(TASK TO COMPLETE) Locate the string "before" in the listing below. Copy every line where it is found.
━━━━━ ENTRIES PROVIDED ━━━━━
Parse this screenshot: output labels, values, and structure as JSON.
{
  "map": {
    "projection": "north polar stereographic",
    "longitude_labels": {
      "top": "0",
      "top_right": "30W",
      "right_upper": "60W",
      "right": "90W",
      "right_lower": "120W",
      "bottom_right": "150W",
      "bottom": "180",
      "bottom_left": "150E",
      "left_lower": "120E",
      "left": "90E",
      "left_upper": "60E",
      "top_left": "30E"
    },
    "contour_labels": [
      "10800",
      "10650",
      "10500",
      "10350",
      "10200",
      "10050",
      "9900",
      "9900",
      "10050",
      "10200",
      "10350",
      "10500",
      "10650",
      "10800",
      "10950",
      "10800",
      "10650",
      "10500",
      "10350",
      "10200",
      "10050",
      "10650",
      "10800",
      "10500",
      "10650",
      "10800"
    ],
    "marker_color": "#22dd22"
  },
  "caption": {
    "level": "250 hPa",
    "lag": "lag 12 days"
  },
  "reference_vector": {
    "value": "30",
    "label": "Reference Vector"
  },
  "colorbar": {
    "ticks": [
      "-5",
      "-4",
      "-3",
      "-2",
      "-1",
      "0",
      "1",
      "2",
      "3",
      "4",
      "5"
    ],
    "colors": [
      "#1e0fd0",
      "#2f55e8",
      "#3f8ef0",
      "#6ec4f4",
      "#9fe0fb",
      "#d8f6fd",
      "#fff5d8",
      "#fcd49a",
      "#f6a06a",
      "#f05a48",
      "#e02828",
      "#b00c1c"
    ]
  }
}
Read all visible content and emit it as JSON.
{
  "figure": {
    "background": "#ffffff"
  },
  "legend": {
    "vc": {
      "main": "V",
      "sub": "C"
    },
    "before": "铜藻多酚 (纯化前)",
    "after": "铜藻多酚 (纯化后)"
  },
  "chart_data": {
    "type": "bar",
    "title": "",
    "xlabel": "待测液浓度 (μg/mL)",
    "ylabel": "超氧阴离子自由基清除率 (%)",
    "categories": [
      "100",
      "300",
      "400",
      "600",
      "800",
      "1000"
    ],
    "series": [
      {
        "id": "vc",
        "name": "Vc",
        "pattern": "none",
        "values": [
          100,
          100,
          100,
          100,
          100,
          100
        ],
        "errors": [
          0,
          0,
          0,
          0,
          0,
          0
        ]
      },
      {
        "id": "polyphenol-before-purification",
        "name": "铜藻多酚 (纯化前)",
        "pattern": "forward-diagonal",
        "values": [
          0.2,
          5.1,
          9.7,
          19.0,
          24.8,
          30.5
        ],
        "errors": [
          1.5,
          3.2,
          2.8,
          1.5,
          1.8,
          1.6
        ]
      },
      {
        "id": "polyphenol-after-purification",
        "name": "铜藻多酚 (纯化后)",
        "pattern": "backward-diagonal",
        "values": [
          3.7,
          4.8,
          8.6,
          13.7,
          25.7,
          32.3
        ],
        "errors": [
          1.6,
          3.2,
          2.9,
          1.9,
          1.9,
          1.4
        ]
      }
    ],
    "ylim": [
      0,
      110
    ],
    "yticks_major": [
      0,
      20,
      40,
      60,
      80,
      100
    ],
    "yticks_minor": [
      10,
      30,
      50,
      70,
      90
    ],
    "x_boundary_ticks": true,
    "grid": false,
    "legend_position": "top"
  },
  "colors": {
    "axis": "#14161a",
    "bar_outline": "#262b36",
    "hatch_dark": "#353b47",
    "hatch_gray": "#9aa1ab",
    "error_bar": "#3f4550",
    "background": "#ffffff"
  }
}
━━━━━
(OUTPUT BELOW)
    "before": "铜藻多酚 (纯化前)",
        "id": "polyphenol-before-purification",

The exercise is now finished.